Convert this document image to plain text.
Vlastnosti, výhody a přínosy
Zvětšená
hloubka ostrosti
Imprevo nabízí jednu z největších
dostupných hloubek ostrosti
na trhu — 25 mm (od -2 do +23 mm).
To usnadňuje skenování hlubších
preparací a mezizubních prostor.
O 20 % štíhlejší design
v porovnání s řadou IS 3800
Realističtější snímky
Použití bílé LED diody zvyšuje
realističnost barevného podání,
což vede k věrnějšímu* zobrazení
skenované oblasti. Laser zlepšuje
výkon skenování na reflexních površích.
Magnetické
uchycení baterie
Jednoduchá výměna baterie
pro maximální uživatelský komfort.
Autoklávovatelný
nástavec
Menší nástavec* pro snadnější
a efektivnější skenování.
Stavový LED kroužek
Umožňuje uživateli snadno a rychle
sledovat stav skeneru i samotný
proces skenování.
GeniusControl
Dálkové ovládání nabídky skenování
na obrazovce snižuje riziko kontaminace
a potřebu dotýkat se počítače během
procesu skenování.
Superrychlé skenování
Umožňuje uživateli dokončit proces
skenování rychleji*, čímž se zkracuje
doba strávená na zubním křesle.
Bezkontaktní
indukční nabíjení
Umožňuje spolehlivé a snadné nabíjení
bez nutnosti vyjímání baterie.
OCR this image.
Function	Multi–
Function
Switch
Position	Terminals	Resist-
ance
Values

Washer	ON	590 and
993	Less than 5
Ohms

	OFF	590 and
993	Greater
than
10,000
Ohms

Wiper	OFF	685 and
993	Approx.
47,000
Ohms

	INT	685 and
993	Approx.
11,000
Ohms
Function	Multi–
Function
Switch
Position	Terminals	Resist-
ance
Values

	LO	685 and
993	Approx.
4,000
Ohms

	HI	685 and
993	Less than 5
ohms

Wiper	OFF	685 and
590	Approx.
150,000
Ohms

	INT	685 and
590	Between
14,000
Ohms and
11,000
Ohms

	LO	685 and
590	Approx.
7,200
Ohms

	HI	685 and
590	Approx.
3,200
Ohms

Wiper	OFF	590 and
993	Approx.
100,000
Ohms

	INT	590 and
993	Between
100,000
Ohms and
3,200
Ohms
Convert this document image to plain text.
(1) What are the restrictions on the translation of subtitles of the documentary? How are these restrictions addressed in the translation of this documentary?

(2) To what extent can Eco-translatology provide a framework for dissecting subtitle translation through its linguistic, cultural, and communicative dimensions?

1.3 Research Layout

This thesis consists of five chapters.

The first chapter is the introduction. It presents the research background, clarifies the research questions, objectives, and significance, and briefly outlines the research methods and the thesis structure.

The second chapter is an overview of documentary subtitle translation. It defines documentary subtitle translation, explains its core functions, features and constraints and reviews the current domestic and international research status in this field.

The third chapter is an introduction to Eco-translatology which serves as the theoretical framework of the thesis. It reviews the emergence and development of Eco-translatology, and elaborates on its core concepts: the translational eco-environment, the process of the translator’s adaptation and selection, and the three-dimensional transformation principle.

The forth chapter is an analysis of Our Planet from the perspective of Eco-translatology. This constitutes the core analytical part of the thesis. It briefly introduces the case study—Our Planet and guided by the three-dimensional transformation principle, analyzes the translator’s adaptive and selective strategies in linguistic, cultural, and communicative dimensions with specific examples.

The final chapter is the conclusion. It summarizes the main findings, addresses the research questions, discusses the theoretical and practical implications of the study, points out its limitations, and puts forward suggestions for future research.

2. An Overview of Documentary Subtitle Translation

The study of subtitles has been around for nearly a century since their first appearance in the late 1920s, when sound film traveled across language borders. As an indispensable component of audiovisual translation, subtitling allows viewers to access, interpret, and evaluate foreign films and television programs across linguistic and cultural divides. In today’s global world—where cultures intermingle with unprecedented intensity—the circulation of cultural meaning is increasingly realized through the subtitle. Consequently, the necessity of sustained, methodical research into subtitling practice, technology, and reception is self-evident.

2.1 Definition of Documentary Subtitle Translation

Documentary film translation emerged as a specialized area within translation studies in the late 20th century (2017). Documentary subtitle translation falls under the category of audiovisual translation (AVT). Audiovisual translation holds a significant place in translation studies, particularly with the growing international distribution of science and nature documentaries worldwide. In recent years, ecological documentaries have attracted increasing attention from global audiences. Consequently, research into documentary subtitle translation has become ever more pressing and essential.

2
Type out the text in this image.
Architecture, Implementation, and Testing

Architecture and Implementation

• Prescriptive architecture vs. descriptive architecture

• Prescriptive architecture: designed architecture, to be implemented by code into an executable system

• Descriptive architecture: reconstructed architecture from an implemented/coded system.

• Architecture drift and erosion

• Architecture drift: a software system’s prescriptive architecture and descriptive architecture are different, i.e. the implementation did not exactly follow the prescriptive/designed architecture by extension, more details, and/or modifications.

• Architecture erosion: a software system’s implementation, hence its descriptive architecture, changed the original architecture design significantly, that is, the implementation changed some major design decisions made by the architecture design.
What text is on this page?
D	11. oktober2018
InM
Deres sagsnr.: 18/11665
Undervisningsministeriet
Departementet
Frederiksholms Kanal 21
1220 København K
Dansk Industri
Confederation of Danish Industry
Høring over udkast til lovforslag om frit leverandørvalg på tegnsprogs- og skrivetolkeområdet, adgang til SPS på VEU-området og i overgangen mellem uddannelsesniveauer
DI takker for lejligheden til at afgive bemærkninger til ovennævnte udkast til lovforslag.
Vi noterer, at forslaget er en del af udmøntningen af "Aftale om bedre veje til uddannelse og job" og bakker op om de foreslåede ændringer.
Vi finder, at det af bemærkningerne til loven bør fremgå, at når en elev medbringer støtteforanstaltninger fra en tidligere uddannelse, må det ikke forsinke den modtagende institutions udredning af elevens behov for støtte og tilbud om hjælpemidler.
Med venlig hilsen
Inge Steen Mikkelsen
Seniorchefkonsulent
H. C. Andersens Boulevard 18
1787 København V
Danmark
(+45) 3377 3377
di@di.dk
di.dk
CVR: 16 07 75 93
====
Repeat every record, keeping each word and mark exactly as it is.

Convert this document image to plain text.
Vlastnosti, výhody a přínosy
Zvětšená
hloubka ostrosti
Imprevo nabízí jednu z největších
dostupných hloubek ostrosti
na trhu — 25 mm (od -2 do +23 mm).
To usnadňuje skenování hlubších
preparací a mezizubních prostor.
O 20 % štíhlejší design
v porovnání s řadou IS 3800
Realističtější snímky
Použití bílé LED diody zvyšuje
realističnost barevného podání,
což vede k věrnějšímu* zobrazení
skenované oblasti. Laser zlepšuje
výkon skenování na reflexních površích.
Magnetické
uchycení baterie
Jednoduchá výměna baterie
pro maximální uživatelský komfort.
Autoklávovatelný
nástavec
Menší nástavec* pro snadnější
a efektivnější skenování.
Stavový LED kroužek
Umožňuje uživateli snadno a rychle
sledovat stav skeneru i samotný
proces skenování.
GeniusControl
Dálkové ovládání nabídky skenování
na obrazovce snižuje riziko kontaminace
a potřebu dotýkat se počítače během
procesu skenování.
Superrychlé skenování
Umožňuje uživateli dokončit proces
skenování rychleji*, čímž se zkracuje
doba strávená na zubním křesle.
Bezkontaktní
indukční nabíjení
Umožňuje spolehlivé a snadné nabíjení
bez nutnosti vyjímání baterie.
OCR this image.
Function	Multi–
Function
Switch
Position	Terminals	Resist-
ance
Values

Washer	ON	590 and
993	Less than 5
Ohms

	OFF	590 and
993	Greater
than
10,000
Ohms

Wiper	OFF	685 and
993	Approx.
47,000
Ohms

	INT	685 and
993	Approx.
11,000
Ohms
Function	Multi–
Function
Switch
Position	Terminals	Resist-
ance
Values

	LO	685 and
993	Approx.
4,000
Ohms

	HI	685 and
993	Less than 5
ohms

Wiper	OFF	685 and
590	Approx.
150,000
Ohms

	INT	685 and
590	Between
14,000
Ohms and
11,000
Ohms

	LO	685 and
590	Approx.
7,200
Ohms

	HI	685 and
590	Approx.
3,200
Ohms

Wiper	OFF	590 and
993	Approx.
100,000
Ohms

	INT	590 and
993	Between
100,000
Ohms and
3,200
Ohms
Convert this document image to plain text.
(1) What are the restrictions on the translation of subtitles of the documentary? How are these restrictions addressed in the translation of this documentary?

(2) To what extent can Eco-translatology provide a framework for dissecting subtitle translation through its linguistic, cultural, and communicative dimensions?

1.3 Research Layout

This thesis consists of five chapters.

The first chapter is the introduction. It presents the research background, clarifies the research questions, objectives, and significance, and briefly outlines the research methods and the thesis structure.

The second chapter is an overview of documentary subtitle translation. It defines documentary subtitle translation, explains its core functions, features and constraints and reviews the current domestic and international research status in this field.

The third chapter is an introduction to Eco-translatology which serves as the theoretical framework of the thesis. It reviews the emergence and development of Eco-translatology, and elaborates on its core concepts: the translational eco-environment, the process of the translator’s adaptation and selection, and the three-dimensional transformation principle.

The forth chapter is an analysis of Our Planet from the perspective of Eco-translatology. This constitutes the core analytical part of the thesis. It briefly introduces the case study—Our Planet and guided by the three-dimensional transformation principle, analyzes the translator’s adaptive and selective strategies in linguistic, cultural, and communicative dimensions with specific examples.

The final chapter is the conclusion. It summarizes the main findings, addresses the research questions, discusses the theoretical and practical implications of the study, points out its limitations, and puts forward suggestions for future research.

2. An Overview of Documentary Subtitle Translation

The study of subtitles has been around for nearly a century since their first appearance in the late 1920s, when sound film traveled across language borders. As an indispensable component of audiovisual translation, subtitling allows viewers to access, interpret, and evaluate foreign films and television programs across linguistic and cultural divides. In today’s global world—where cultures intermingle with unprecedented intensity—the circulation of cultural meaning is increasingly realized through the subtitle. Consequently, the necessity of sustained, methodical research into subtitling practice, technology, and reception is self-evident.

2.1 Definition of Documentary Subtitle Translation

Documentary film translation emerged as a specialized area within translation studies in the late 20th century (2017). Documentary subtitle translation falls under the category of audiovisual translation (AVT). Audiovisual translation holds a significant place in translation studies, particularly with the growing international distribution of science and nature documentaries worldwide. In recent years, ecological documentaries have attracted increasing attention from global audiences. Consequently, research into documentary subtitle translation has become ever more pressing and essential.

2
Type out the text in this image.
Architecture, Implementation, and Testing

Architecture and Implementation

• Prescriptive architecture vs. descriptive architecture

• Prescriptive architecture: designed architecture, to be implemented by code into an executable system

• Descriptive architecture: reconstructed architecture from an implemented/coded system.

• Architecture drift and erosion

• Architecture drift: a software system’s prescriptive architecture and descriptive architecture are different, i.e. the implementation did not exactly follow the prescriptive/designed architecture by extension, more details, and/or modifications.

• Architecture erosion: a software system’s implementation, hence its descriptive architecture, changed the original architecture design significantly, that is, the implementation changed some major design decisions made by the architecture design.
What text is on this page?
D	11. oktober2018
InM
Deres sagsnr.: 18/11665
Undervisningsministeriet
Departementet
Frederiksholms Kanal 21
1220 København K
Dansk Industri
Confederation of Danish Industry
Høring over udkast til lovforslag om frit leverandørvalg på tegnsprogs- og skrivetolkeområdet, adgang til SPS på VEU-området og i overgangen mellem uddannelsesniveauer
DI takker for lejligheden til at afgive bemærkninger til ovennævnte udkast til lovforslag.
Vi noterer, at forslaget er en del af udmøntningen af "Aftale om bedre veje til uddannelse og job" og bakker op om de foreslåede ændringer.
Vi finder, at det af bemærkningerne til loven bør fremgå, at når en elev medbringer støtteforanstaltninger fra en tidligere uddannelse, må det ikke forsinke den modtagende institutions udredning af elevens behov for støtte og tilbud om hjælpemidler.
Med venlig hilsen
Inge Steen Mikkelsen
Seniorchefkonsulent
H. C. Andersens Boulevard 18
1787 København V
Danmark
(+45) 3377 3377
di@di.dk
di.dk
CVR: 16 07 75 93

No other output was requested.